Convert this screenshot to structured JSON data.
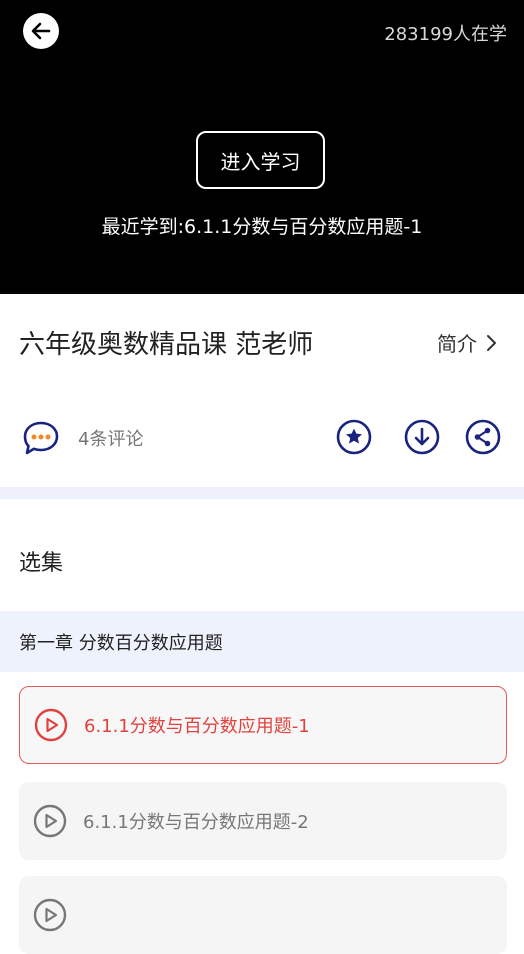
{
  "video": {
    "learner_count": "283199人在学",
    "enter_label": "进入学习",
    "recent_text": "最近学到:6.1.1分数与百分数应用题-1"
  },
  "course": {
    "title": "六年级奥数精品课 范老师",
    "intro_label": "简介"
  },
  "actions": {
    "comment_count": "4条评论",
    "icons": [
      "comment-icon",
      "favorite-icon",
      "download-icon",
      "share-icon"
    ],
    "accent_color": "#1a237e"
  },
  "episodes": {
    "section_title": "选集",
    "chapter_title": "第一章 分数百分数应用题",
    "items": [
      {
        "label": "6.1.1分数与百分数应用题-1",
        "active": true
      },
      {
        "label": "6.1.1分数与百分数应用题-2",
        "active": false
      },
      {
        "label": "",
        "active": false
      }
    ]
  },
  "colors": {
    "active_red": "#e0433f",
    "band_blue": "#eef2fc"
  }
}
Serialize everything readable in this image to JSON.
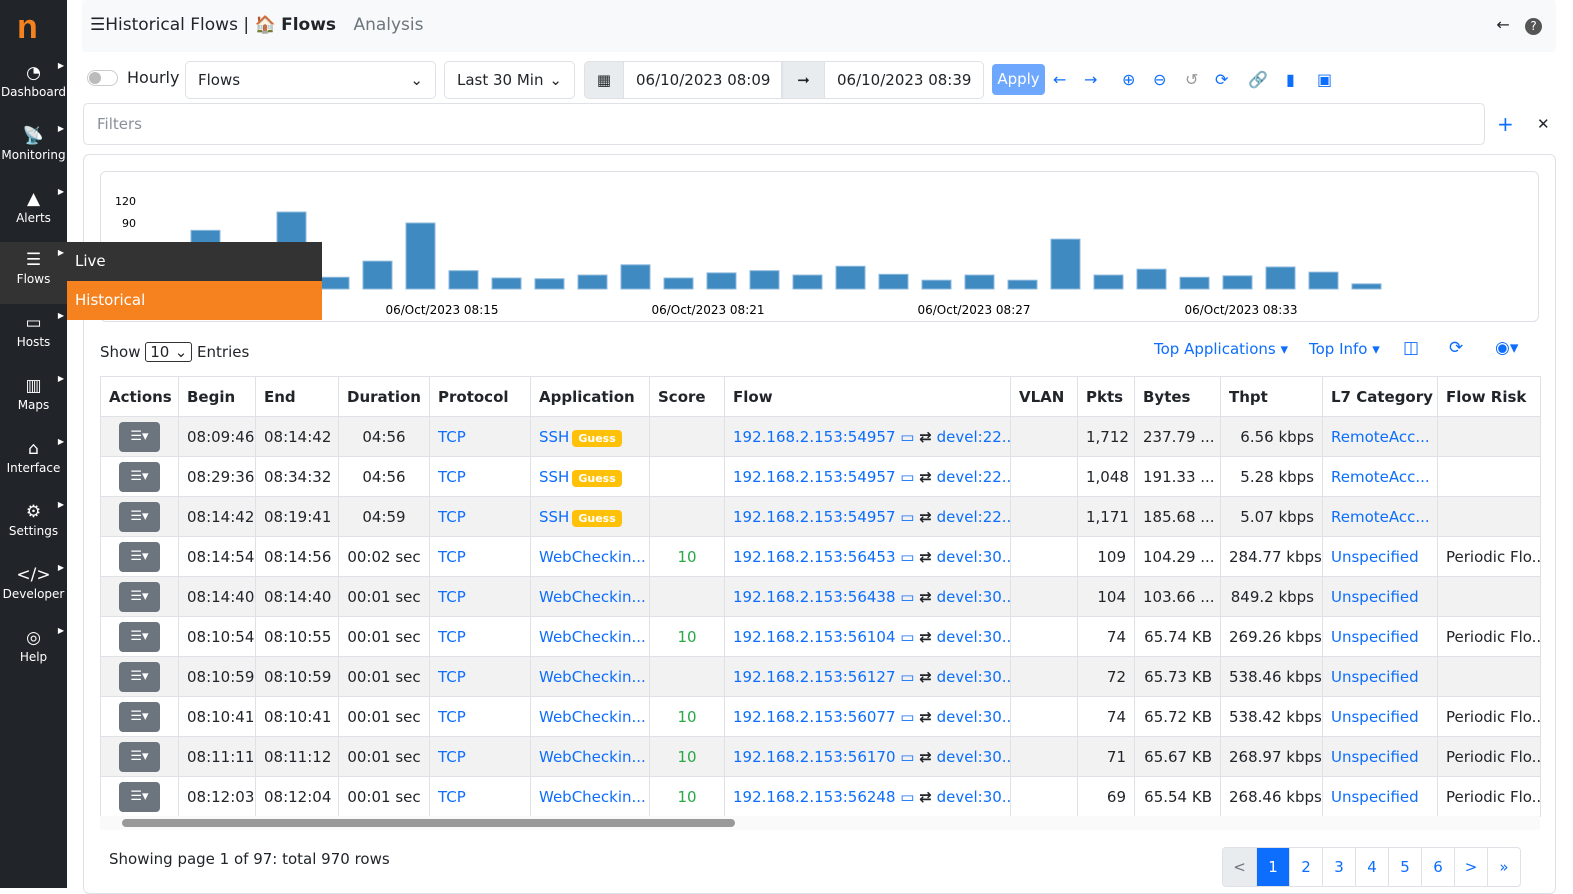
{
  "app": {
    "logo": "n"
  },
  "sidebar": {
    "items": [
      {
        "label": "Dashboard",
        "icon": "gauge-icon",
        "glyph": "◔"
      },
      {
        "label": "Monitoring",
        "icon": "satellite-dish-icon",
        "glyph": "📡"
      },
      {
        "label": "Alerts",
        "icon": "warning-icon",
        "glyph": "▲"
      },
      {
        "label": "Flows",
        "icon": "bars-icon",
        "glyph": "☰"
      },
      {
        "label": "Hosts",
        "icon": "laptop-icon",
        "glyph": "▭"
      },
      {
        "label": "Maps",
        "icon": "map-icon",
        "glyph": "▥"
      },
      {
        "label": "Interface",
        "icon": "ethernet-icon",
        "glyph": "⌂"
      },
      {
        "label": "Settings",
        "icon": "gear-icon",
        "glyph": "⚙"
      },
      {
        "label": "Developer",
        "icon": "code-icon",
        "glyph": "</>"
      },
      {
        "label": "Help",
        "icon": "life-ring-icon",
        "glyph": "◎"
      }
    ],
    "submenu": {
      "live": "Live",
      "historical": "Historical"
    }
  },
  "header": {
    "title": "Historical Flows",
    "separator": "|",
    "crumb": "Flows",
    "tab": "Analysis"
  },
  "toolbar": {
    "hourly_label": "Hourly",
    "hourly_on": false,
    "view_select": "Flows",
    "range_select": "Last 30 Min",
    "from": "06/10/2023 08:09",
    "to": "06/10/2023 08:39",
    "apply": "Apply"
  },
  "filters": {
    "placeholder": "Filters"
  },
  "chart_data": {
    "type": "bar",
    "yticks": [
      90,
      120
    ],
    "ylim": [
      0,
      120
    ],
    "xtick_labels": [
      "06/Oct/2023 08:15",
      "06/Oct/2023 08:21",
      "06/Oct/2023 08:27",
      "06/Oct/2023 08:33"
    ],
    "values": [
      20,
      30,
      80,
      40,
      105,
      16,
      38,
      90,
      25,
      15,
      14,
      19,
      33,
      15,
      22,
      25,
      19,
      31,
      20,
      12,
      19,
      12,
      68,
      19,
      27,
      16,
      18,
      30,
      23,
      7
    ],
    "color": "#3f8bc1"
  },
  "table_controls": {
    "show": "Show",
    "entries_value": "10",
    "entries": "Entries",
    "top_apps": "Top Applications",
    "top_info": "Top Info"
  },
  "table": {
    "columns": [
      "Actions",
      "Begin",
      "End",
      "Duration",
      "Protocol",
      "Application",
      "Score",
      "Flow",
      "VLAN",
      "Pkts",
      "Bytes",
      "Thpt",
      "L7 Category",
      "Flow Risk"
    ],
    "rows": [
      [
        "08:09:46",
        "08:14:42",
        "04:56",
        "TCP",
        "SSH",
        "Guess",
        "",
        "192.168.2.153:54957",
        "devel:22...",
        "",
        "1,712",
        "237.79 ...",
        "6.56 kbps",
        "RemoteAcc...",
        ""
      ],
      [
        "08:29:36",
        "08:34:32",
        "04:56",
        "TCP",
        "SSH",
        "Guess",
        "",
        "192.168.2.153:54957",
        "devel:22...",
        "",
        "1,048",
        "191.33 ...",
        "5.28 kbps",
        "RemoteAcc...",
        ""
      ],
      [
        "08:14:42",
        "08:19:41",
        "04:59",
        "TCP",
        "SSH",
        "Guess",
        "",
        "192.168.2.153:54957",
        "devel:22...",
        "",
        "1,171",
        "185.68 ...",
        "5.07 kbps",
        "RemoteAcc...",
        ""
      ],
      [
        "08:14:54",
        "08:14:56",
        "00:02 sec",
        "TCP",
        "WebCheckin...",
        "",
        "10",
        "192.168.2.153:56453",
        "devel:30...",
        "",
        "109",
        "104.29 ...",
        "284.77 kbps",
        "Unspecified",
        "Periodic Flo..."
      ],
      [
        "08:14:40",
        "08:14:40",
        "00:01 sec",
        "TCP",
        "WebCheckin...",
        "",
        "",
        "192.168.2.153:56438",
        "devel:30...",
        "",
        "104",
        "103.66 ...",
        "849.2 kbps",
        "Unspecified",
        ""
      ],
      [
        "08:10:54",
        "08:10:55",
        "00:01 sec",
        "TCP",
        "WebCheckin...",
        "",
        "10",
        "192.168.2.153:56104",
        "devel:30...",
        "",
        "74",
        "65.74 KB",
        "269.26 kbps",
        "Unspecified",
        "Periodic Flo..."
      ],
      [
        "08:10:59",
        "08:10:59",
        "00:01 sec",
        "TCP",
        "WebCheckin...",
        "",
        "",
        "192.168.2.153:56127",
        "devel:30...",
        "",
        "72",
        "65.73 KB",
        "538.46 kbps",
        "Unspecified",
        ""
      ],
      [
        "08:10:41",
        "08:10:41",
        "00:01 sec",
        "TCP",
        "WebCheckin...",
        "",
        "10",
        "192.168.2.153:56077",
        "devel:30...",
        "",
        "74",
        "65.72 KB",
        "538.42 kbps",
        "Unspecified",
        "Periodic Flo..."
      ],
      [
        "08:11:11",
        "08:11:12",
        "00:01 sec",
        "TCP",
        "WebCheckin...",
        "",
        "10",
        "192.168.2.153:56170",
        "devel:30...",
        "",
        "71",
        "65.67 KB",
        "268.97 kbps",
        "Unspecified",
        "Periodic Flo..."
      ],
      [
        "08:12:03",
        "08:12:04",
        "00:01 sec",
        "TCP",
        "WebCheckin...",
        "",
        "10",
        "192.168.2.153:56248",
        "devel:30...",
        "",
        "69",
        "65.54 KB",
        "268.46 kbps",
        "Unspecified",
        "Periodic Flo..."
      ]
    ]
  },
  "footer": {
    "summary": "Showing page 1 of 97: total 970 rows",
    "pages": [
      "<",
      "1",
      "2",
      "3",
      "4",
      "5",
      "6",
      ">",
      "»"
    ],
    "current": "1"
  }
}
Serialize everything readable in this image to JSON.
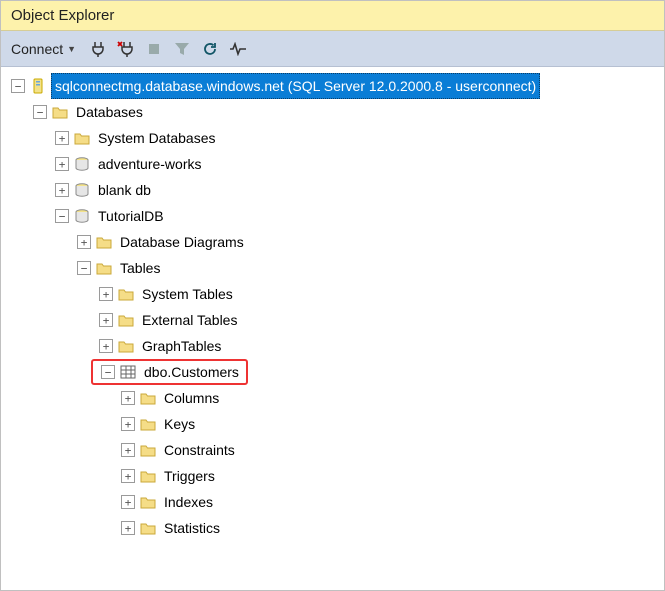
{
  "title": "Object Explorer",
  "toolbar": {
    "connect_label": "Connect"
  },
  "tree": {
    "server": "sqlconnectmg.database.windows.net (SQL Server 12.0.2000.8 - userconnect)",
    "databases": "Databases",
    "system_databases": "System Databases",
    "adventure_works": "adventure-works",
    "blank_db": "blank db",
    "tutorialdb": "TutorialDB",
    "db_diagrams": "Database Diagrams",
    "tables": "Tables",
    "system_tables": "System Tables",
    "external_tables": "External Tables",
    "graph_tables": "GraphTables",
    "dbo_customers": "dbo.Customers",
    "columns": "Columns",
    "keys": "Keys",
    "constraints": "Constraints",
    "triggers": "Triggers",
    "indexes": "Indexes",
    "statistics": "Statistics"
  }
}
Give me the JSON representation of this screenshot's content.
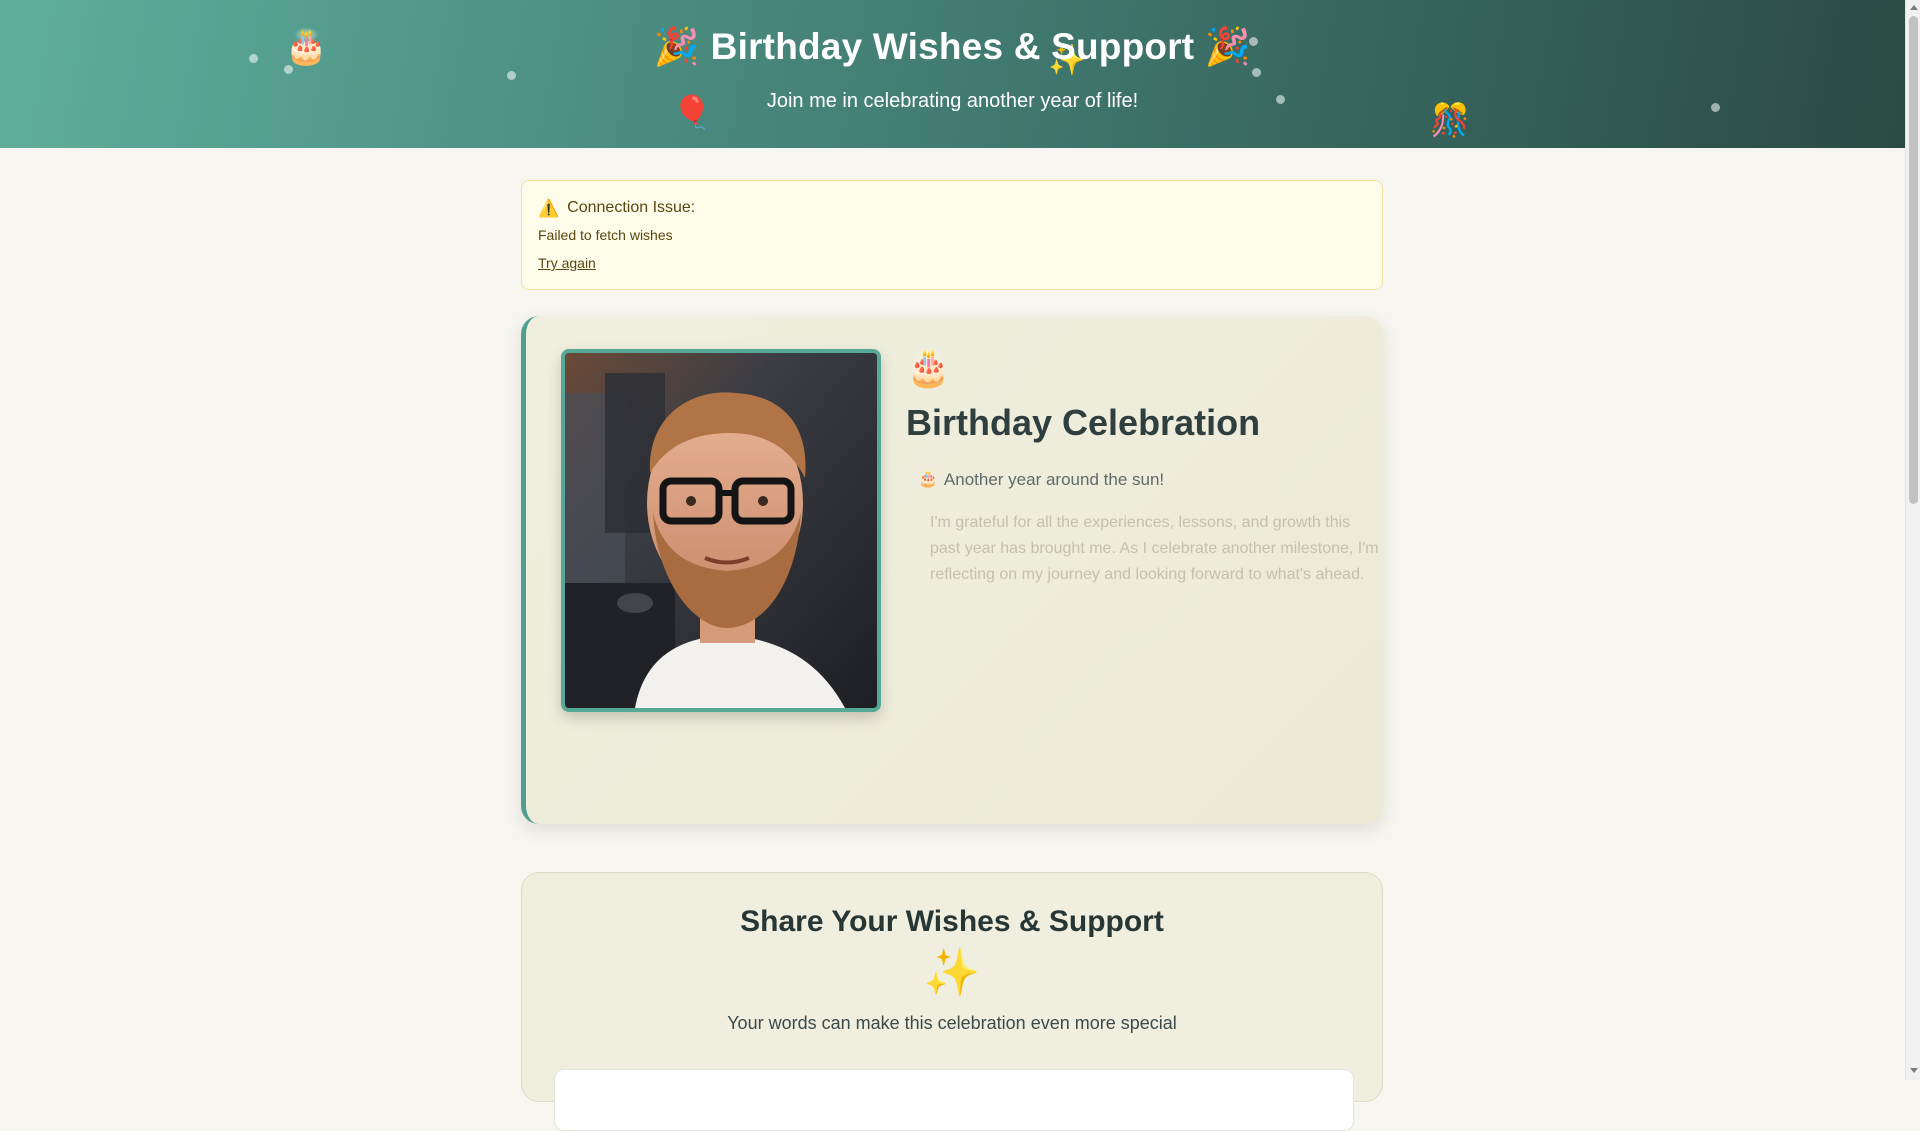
{
  "header": {
    "title": "🎉 Birthday Wishes & Support 🎉",
    "subtitle": "Join me in celebrating another year of life!",
    "decor_icons": [
      "cake-icon",
      "balloon-icon",
      "sparkle-icon",
      "confetti-icon"
    ]
  },
  "alert": {
    "icon": "⚠️",
    "title": "Connection Issue:",
    "message": "Failed to fetch wishes",
    "retry_label": "Try again"
  },
  "celebration": {
    "icon": "🎂",
    "title": "Birthday Celebration",
    "tagline_icon": "🎂",
    "tagline": "Another year around the sun!",
    "body": "I'm grateful for all the experiences, lessons, and growth this past year has brought me. As I celebrate another milestone, I'm reflecting on my journey and looking forward to what's ahead."
  },
  "wishes": {
    "title": "Share Your Wishes & Support",
    "icon": "✨",
    "subtitle": "Your words can make this celebration even more special"
  },
  "colors": {
    "accent": "#4f9e8f",
    "header_start": "#5fae9c",
    "header_end": "#2b4a44",
    "alert_bg": "#fdfbe9",
    "alert_text": "#5a4712"
  }
}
• • • •
Show every line in the entries where the string "this" occurs.

Convert this screenshot to structured JSON data.
Serialize everything readable in this image to JSON.
Serialize everything readable in this image to JSON.
Give me the JSON representation of this screenshot's content.
    "body": "I'm grateful for all the experiences, lessons, and growth this past year has brought me. As I celebrate another milestone, I'm reflecting on my journey and looking forward to what's ahead."
    "subtitle": "Your words can make this celebration even more special"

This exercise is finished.